Task to complete: Write out the full set of records below exactly.

Given data:
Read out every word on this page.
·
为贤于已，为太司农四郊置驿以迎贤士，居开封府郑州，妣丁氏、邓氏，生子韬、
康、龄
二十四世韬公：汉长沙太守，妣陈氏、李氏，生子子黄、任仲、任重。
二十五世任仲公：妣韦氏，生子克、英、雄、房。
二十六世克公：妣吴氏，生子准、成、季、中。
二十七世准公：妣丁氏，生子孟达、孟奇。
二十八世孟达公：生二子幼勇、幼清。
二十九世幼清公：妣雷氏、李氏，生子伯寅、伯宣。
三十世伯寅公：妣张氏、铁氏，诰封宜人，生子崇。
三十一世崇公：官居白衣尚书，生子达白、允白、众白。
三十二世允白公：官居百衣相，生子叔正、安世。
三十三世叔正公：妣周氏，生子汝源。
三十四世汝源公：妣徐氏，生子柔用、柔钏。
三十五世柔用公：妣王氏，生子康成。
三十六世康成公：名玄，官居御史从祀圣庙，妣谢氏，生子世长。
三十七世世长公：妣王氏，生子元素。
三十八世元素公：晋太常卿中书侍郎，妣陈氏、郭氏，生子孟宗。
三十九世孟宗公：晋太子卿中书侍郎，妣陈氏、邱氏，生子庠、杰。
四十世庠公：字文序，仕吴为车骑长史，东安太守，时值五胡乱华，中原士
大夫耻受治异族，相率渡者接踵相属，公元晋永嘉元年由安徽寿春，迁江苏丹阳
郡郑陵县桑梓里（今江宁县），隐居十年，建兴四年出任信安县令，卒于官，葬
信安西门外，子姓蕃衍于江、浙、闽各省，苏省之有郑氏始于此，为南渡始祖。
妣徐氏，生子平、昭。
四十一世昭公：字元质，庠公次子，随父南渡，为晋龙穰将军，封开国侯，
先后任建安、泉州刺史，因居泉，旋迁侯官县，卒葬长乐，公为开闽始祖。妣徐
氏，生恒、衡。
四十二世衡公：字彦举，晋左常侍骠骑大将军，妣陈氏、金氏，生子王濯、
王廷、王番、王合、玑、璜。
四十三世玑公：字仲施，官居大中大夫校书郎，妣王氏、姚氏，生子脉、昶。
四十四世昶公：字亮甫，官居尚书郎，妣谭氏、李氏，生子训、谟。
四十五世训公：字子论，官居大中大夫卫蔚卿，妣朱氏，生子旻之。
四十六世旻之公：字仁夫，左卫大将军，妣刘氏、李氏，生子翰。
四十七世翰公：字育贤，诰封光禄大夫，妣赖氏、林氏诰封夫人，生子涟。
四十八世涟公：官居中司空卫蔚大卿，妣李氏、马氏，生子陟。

Exercise result:
Read out every word on this page.
·
为贤于已，为太司农四郊置驿以迎贤士，居开封府郑州，妣丁氏、邓氏，生子韬、
康、龄
二十四世韬公：汉长沙太守，妣陈氏、李氏，生子子黄、任仲、任重。
二十五世任仲公：妣韦氏，生子克、英、雄、房。
二十六世克公：妣吴氏，生子准、成、季、中。
二十七世准公：妣丁氏，生子孟达、孟奇。
二十八世孟达公：生二子幼勇、幼清。
二十九世幼清公：妣雷氏、李氏，生子伯寅、伯宣。
三十世伯寅公：妣张氏、铁氏，诰封宜人，生子崇。
三十一世崇公：官居白衣尚书，生子达白、允白、众白。
三十二世允白公：官居百衣相，生子叔正、安世。
三十三世叔正公：妣周氏，生子汝源。
三十四世汝源公：妣徐氏，生子柔用、柔钏。
三十五世柔用公：妣王氏，生子康成。
三十六世康成公：名玄，官居御史从祀圣庙，妣谢氏，生子世长。
三十七世世长公：妣王氏，生子元素。
三十八世元素公：晋太常卿中书侍郎，妣陈氏、郭氏，生子孟宗。
三十九世孟宗公：晋太子卿中书侍郎，妣陈氏、邱氏，生子庠、杰。
四十世庠公：字文序，仕吴为车骑长史，东安太守，时值五胡乱华，中原士
大夫耻受治异族，相率渡者接踵相属，公元晋永嘉元年由安徽寿春，迁江苏丹阳
郡郑陵县桑梓里（今江宁县），隐居十年，建兴四年出任信安县令，卒于官，葬
信安西门外，子姓蕃衍于江、浙、闽各省，苏省之有郑氏始于此，为南渡始祖。
妣徐氏，生子平、昭。
四十一世昭公：字元质，庠公次子，随父南渡，为晋龙穰将军，封开国侯，
先后任建安、泉州刺史，因居泉，旋迁侯官县，卒葬长乐，公为开闽始祖。妣徐
氏，生恒、衡。
四十二世衡公：字彦举，晋左常侍骠骑大将军，妣陈氏、金氏，生子王濯、
王廷、王番、王合、玑、璜。
四十三世玑公：字仲施，官居大中大夫校书郎，妣王氏、姚氏，生子脉、昶。
四十四世昶公：字亮甫，官居尚书郎，妣谭氏、李氏，生子训、谟。
四十五世训公：字子论，官居大中大夫卫蔚卿，妣朱氏，生子旻之。
四十六世旻之公：字仁夫，左卫大将军，妣刘氏、李氏，生子翰。
四十七世翰公：字育贤，诰封光禄大夫，妣赖氏、林氏诰封夫人，生子涟。
四十八世涟公：官居中司空卫蔚大卿，妣李氏、马氏，生子陟。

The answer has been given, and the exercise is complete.